# WHAT TO DO
Using the data beneath, show every line that includes the word "Movimentacao".

# RECORDS FOR THE TASK
======
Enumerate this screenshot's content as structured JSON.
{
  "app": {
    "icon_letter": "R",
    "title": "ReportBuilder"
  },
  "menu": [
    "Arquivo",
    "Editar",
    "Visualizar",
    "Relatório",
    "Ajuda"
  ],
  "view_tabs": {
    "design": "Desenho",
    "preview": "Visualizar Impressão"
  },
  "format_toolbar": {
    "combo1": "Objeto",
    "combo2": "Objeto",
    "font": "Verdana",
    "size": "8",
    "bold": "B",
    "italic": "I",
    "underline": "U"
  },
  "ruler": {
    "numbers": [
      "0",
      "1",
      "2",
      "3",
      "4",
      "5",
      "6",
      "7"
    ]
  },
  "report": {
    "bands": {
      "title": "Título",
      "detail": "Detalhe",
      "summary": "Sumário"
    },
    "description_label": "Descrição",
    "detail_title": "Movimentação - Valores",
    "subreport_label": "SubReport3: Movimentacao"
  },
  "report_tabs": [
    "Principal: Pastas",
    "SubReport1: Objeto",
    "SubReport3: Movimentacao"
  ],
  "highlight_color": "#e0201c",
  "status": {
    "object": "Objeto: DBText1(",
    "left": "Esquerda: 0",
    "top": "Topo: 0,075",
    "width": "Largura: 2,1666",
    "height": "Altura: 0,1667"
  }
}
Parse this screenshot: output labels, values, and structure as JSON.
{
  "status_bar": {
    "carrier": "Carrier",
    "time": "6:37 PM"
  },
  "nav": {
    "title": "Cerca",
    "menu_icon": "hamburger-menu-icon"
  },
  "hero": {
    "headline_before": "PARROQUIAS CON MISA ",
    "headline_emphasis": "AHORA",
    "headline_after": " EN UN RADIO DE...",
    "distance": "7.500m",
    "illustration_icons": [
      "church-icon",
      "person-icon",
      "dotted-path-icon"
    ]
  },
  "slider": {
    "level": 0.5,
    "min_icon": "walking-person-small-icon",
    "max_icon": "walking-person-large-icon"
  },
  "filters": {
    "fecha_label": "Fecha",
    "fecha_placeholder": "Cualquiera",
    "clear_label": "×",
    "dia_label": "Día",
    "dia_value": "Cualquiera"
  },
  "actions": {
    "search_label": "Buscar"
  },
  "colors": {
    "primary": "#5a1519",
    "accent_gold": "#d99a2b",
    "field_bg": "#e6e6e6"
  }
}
======
# ANSWER FOR THIS EXERCISE
    "subreport_label": "SubReport3: Movimentacao"
    "SubReport3: Movimentacao"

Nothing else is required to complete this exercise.